*To do*
- A) Echo the stretch of the Mun functions text from "Function Arguments" through "as its input.".
- B) According to the Mun functions text, which functions can a host language such as C++ or Rust access?

*Text shown*
* Start *
When you want to interface from your host language (C++, Rust, etc.) with Mun, you can only access pub functions. These functions are hot reloaded by the runtime when they or functions they call have been modified.

Function Arguments

Functions can have an argument list. Arguments are special variables that are part of the function signature. Unlike regular variables you have to explicitly specify the type of the arguments. This is a deliberate decision, as type annotations in function definitions usually mean that the compiler can derive types almost everywhere in your code. It also ensures that you as a developer define a contract of what your function can accept as its input.

The following is a rewritten version of another_function that shows what an argument looks like:

pub fn main() {
    another_function(3);
}

fn another_function(x: i32) {
}

The declaration of another_function specifies an argument x of the i32 type. When you want a function to use multiple arguments, separate them with commas:

pub fn main() {
    another_function(3, 4);
}

fn another_function(x: i32, y: i32) {
}

Function Bodies

Function bodies are made up of a sequence of statements and expressions. Statements are instructions that perform some action and do not return any value. Expressions evaluate to a result value.

Creating a variable and assigning a value to it with the let keyword is a statement. In the following example, let y = 6; is a statement.

pub fn main() {
    let y = 6;
}

Statements do not return values and can therefore not be assigned to another variable.

Expressions do evaluate to something. Consider a simple math operation 5 + 6, which is an expression that evaluates to 11. Expressions can be part of a statement, as can be seen in the example above. The expression 6 is assigned to the variable y. Calling a function is also an expression.

The body of a function is just a block. In Mun, not just bodies, but all blocks evaluate to the last expression in them. Blocks can therefore also be used on the right hand side of a let statement.

# pub fn main() {
#   foo();
# }
fn foo() -> i32 {
    let bar = {
        let b = 3;
        b + 3
    };
    // `bar` has a value 6
    bar + 3
}

Returning Values from Functions

Functions can return values to the code that calls them. We don't name return values in the function declaration, but we do declare their type after an arrow (->). In Mun, a function implicitly returns the value of the last expression in the function body. You can however return early from a function by using the return keyword and specifying a value.
* End *
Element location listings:
* Start *
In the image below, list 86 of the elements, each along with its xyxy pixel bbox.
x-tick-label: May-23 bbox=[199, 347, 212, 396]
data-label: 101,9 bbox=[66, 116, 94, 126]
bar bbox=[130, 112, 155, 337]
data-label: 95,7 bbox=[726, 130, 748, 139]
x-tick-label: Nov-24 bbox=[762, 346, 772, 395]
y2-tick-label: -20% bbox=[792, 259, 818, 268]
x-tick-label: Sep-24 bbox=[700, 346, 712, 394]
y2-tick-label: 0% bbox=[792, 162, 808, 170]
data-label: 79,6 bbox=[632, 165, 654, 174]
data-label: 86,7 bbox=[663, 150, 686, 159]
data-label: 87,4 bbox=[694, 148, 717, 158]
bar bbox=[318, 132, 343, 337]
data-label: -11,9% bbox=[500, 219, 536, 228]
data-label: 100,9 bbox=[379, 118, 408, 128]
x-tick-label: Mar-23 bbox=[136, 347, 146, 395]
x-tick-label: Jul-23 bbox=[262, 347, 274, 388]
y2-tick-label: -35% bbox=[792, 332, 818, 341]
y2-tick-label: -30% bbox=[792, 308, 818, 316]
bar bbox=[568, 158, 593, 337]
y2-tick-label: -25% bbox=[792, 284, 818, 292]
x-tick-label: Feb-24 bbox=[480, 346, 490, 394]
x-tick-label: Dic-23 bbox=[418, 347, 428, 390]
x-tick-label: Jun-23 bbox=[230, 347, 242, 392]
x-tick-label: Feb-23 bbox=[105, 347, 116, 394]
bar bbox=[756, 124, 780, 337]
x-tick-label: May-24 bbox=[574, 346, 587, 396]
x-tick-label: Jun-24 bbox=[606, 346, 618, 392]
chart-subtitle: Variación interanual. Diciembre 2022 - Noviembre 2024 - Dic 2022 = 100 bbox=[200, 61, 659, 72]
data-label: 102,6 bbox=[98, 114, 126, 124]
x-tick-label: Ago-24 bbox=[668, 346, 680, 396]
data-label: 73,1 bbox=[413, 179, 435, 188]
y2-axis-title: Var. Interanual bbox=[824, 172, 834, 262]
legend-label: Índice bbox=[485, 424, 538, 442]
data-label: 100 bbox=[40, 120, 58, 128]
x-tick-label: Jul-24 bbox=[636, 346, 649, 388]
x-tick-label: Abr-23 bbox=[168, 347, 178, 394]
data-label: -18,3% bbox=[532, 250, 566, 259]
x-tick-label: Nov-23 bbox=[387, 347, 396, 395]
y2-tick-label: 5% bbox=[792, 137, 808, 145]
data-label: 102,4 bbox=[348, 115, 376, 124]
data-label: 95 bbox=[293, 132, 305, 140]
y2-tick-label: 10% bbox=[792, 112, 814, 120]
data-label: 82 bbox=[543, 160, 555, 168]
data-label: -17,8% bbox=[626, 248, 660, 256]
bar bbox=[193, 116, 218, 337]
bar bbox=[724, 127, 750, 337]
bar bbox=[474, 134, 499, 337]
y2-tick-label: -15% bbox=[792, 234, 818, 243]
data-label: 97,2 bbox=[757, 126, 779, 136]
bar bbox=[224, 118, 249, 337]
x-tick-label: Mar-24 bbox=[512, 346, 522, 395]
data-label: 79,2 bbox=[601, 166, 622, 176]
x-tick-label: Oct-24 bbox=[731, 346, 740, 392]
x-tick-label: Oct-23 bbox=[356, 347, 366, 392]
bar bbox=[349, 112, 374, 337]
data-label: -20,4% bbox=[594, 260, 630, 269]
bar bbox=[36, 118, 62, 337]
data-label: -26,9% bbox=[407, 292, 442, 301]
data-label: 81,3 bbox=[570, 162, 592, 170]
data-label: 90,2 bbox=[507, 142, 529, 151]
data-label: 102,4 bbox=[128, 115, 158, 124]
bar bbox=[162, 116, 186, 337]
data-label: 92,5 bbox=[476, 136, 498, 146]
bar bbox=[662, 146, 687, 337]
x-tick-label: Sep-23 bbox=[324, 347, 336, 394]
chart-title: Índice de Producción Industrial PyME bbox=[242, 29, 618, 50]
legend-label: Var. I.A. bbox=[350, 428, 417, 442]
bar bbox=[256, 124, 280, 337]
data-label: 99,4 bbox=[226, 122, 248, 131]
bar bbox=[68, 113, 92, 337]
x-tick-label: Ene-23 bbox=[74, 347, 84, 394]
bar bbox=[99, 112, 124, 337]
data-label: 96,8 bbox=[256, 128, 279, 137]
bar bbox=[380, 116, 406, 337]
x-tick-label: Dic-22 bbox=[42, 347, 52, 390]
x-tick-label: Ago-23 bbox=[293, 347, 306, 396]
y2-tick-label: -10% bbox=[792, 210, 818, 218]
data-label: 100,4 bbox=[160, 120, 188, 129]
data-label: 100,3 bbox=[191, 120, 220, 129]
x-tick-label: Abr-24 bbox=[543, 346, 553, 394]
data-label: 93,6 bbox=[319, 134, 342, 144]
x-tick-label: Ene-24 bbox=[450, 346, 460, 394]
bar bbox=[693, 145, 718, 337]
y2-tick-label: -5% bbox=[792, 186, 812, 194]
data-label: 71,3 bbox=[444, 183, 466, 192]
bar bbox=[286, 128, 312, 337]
* End *
*Results by task*
- A)
Function Arguments

Functions can have an argument list. Arguments are special variables that are part of the function signature. Unlike regular variables you have to explicitly specify the type of the arguments. This is a deliberate decision, as type annotations in function definitions usually mean that the compiler can derive types almost everywhere in your code. It also ensures that you as a developer define a contract of what your function can accept as its input.

- B) Only pub functions.